Required task: Lift out all lines below that contain "nourris".

Records to use:
-- Start --

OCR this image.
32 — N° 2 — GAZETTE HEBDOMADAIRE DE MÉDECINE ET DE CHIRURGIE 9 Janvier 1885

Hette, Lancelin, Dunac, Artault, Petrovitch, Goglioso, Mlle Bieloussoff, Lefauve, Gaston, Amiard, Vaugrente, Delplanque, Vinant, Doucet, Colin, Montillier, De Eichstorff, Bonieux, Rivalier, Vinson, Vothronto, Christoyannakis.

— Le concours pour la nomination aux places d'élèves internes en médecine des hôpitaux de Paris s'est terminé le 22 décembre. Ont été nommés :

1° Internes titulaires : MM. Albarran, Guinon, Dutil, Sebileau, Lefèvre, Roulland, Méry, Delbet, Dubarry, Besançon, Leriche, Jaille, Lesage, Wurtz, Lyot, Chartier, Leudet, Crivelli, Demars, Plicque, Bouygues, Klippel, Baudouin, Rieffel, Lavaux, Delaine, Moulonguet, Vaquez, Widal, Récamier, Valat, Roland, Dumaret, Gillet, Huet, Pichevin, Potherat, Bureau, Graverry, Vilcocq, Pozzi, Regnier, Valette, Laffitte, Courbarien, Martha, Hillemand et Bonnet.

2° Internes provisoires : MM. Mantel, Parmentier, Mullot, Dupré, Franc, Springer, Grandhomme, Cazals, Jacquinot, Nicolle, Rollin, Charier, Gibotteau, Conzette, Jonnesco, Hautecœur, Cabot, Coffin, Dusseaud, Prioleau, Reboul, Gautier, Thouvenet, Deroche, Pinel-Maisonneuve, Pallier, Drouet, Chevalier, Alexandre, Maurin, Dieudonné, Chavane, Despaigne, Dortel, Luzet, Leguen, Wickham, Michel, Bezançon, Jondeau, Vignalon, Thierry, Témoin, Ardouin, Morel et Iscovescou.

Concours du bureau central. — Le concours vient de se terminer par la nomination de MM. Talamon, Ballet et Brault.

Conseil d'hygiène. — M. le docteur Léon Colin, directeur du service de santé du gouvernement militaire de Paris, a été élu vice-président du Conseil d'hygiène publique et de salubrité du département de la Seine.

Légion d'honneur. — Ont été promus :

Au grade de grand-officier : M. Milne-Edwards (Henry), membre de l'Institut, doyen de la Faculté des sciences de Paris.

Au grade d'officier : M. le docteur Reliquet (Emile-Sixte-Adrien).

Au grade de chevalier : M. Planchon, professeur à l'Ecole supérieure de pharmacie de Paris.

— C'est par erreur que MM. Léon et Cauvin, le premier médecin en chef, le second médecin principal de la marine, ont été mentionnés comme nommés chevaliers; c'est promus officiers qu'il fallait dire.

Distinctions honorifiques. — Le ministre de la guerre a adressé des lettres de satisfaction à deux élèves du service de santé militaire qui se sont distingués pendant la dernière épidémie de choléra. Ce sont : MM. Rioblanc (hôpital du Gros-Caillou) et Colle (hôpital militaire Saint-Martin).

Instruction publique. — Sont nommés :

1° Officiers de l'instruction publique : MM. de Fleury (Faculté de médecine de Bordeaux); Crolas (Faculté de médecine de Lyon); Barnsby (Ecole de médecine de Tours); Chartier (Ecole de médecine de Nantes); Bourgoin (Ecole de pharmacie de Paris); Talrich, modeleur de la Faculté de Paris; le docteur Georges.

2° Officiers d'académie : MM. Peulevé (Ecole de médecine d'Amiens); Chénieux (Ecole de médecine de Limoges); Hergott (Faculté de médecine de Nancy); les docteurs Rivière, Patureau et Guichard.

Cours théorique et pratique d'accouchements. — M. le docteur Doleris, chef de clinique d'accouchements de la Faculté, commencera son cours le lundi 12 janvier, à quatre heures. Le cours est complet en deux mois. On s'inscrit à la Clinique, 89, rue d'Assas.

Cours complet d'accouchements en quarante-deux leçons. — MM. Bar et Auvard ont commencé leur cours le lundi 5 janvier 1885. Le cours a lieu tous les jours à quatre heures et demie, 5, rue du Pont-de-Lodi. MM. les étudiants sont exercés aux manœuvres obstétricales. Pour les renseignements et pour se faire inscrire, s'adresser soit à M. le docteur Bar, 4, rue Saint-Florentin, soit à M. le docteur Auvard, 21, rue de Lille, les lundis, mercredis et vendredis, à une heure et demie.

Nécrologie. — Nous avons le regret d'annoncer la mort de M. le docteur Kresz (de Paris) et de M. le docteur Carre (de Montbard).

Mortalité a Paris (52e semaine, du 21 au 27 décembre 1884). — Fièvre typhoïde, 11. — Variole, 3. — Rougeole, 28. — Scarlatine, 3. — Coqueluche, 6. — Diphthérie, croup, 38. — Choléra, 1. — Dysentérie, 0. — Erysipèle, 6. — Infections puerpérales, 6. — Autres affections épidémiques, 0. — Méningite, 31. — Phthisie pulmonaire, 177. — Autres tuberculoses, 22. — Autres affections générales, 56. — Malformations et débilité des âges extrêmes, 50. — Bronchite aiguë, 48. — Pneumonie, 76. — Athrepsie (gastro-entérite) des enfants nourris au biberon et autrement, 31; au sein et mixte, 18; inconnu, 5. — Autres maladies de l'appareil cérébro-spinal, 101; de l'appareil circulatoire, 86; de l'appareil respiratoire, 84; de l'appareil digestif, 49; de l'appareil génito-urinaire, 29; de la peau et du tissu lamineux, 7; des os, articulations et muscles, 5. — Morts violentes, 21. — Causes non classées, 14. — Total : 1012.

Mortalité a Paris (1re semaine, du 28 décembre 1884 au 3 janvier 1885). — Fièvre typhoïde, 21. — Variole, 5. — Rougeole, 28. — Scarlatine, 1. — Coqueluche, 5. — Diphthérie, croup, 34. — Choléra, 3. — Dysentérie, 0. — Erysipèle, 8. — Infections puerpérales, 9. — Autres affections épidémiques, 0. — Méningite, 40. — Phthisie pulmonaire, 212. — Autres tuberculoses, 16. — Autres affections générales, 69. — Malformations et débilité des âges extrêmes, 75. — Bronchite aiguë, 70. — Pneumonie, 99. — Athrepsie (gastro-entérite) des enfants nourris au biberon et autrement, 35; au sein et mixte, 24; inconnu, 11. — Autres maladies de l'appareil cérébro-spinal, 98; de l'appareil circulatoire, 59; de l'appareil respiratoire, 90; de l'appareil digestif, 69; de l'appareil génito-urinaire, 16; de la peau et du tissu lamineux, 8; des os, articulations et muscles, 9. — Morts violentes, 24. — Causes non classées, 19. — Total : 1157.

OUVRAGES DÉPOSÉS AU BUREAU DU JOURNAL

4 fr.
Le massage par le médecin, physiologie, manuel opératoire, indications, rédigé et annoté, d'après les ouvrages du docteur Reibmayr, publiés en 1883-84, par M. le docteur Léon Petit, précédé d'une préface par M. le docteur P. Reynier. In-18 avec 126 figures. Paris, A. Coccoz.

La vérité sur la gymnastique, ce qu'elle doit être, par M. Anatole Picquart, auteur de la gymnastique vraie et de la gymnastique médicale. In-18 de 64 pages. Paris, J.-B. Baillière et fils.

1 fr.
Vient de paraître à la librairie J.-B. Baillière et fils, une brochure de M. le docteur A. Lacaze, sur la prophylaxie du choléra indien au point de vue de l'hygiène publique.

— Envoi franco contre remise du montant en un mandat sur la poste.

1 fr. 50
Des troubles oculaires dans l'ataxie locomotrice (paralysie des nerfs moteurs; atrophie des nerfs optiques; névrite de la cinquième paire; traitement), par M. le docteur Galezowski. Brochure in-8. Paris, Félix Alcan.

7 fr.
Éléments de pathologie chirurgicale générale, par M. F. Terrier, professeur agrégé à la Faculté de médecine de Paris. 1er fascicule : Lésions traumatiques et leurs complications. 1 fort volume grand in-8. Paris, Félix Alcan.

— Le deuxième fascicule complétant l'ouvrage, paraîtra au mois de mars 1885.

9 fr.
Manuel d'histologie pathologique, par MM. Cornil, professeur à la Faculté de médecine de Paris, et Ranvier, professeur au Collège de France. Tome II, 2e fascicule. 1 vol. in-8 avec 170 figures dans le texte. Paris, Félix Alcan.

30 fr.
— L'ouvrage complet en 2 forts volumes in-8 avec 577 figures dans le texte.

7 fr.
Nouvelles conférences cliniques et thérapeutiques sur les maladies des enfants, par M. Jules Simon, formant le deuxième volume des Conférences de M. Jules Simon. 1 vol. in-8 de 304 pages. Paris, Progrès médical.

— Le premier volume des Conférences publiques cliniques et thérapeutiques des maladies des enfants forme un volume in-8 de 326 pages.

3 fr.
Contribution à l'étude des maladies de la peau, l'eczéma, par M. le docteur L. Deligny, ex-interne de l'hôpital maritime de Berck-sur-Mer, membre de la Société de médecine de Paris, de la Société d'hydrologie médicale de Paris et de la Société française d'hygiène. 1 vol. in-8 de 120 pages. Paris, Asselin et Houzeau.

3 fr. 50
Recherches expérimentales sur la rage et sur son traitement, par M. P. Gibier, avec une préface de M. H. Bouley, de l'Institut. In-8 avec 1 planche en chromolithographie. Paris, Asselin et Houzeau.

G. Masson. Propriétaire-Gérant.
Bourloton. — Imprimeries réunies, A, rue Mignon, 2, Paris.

-- End --

Task answer:
Mortalité a Paris (52e semaine, du 21 au 27 décembre 1884). — Fièvre typhoïde, 11. — Variole, 3. — Rougeole, 28. — Scarlatine, 3. — Coqueluche, 6. — Diphthérie, croup, 38. — Choléra, 1. — Dysentérie, 0. — Erysipèle, 6. — Infections puerpérales, 6. — Autres affections épidémiques, 0. — Méningite, 31. — Phthisie pulmonaire, 177. — Autres tuberculoses, 22. — Autres affections générales, 56. — Malformations et débilité des âges extrêmes, 50. — Bronchite aiguë, 48. — Pneumonie, 76. — Athrepsie (gastro-entérite) des enfants nourris au biberon et autrement, 31; au sein et mixte, 18; inconnu, 5. — Autres maladies de l'appareil cérébro-spinal, 101; de l'appareil circulatoire, 86; de l'appareil respiratoire, 84; de l'appareil digestif, 49; de l'appareil génito-urinaire, 29; de la peau et du tissu lamineux, 7; des os, articulations et muscles, 5. — Morts violentes, 21. — Causes non classées, 14. — Total : 1012.
Mortalité a Paris (1re semaine, du 28 décembre 1884 au 3 janvier 1885). — Fièvre typhoïde, 21. — Variole, 5. — Rougeole, 28. — Scarlatine, 1. — Coqueluche, 5. — Diphthérie, croup, 34. — Choléra, 3. — Dysentérie, 0. — Erysipèle, 8. — Infections puerpérales, 9. — Autres affections épidémiques, 0. — Méningite, 40. — Phthisie pulmonaire, 212. — Autres tuberculoses, 16. — Autres affections générales, 69. — Malformations et débilité des âges extrêmes, 75. — Bronchite aiguë, 70. — Pneumonie, 99. — Athrepsie (gastro-entérite) des enfants nourris au biberon et autrement, 35; au sein et mixte, 24; inconnu, 11. — Autres maladies de l'appareil cérébro-spinal, 98; de l'appareil circulatoire, 59; de l'appareil respiratoire, 90; de l'appareil digestif, 69; de l'appareil génito-urinaire, 16; de la peau et du tissu lamineux, 8; des os, articulations et muscles, 9. — Morts violentes, 24. — Causes non classées, 19. — Total : 1157.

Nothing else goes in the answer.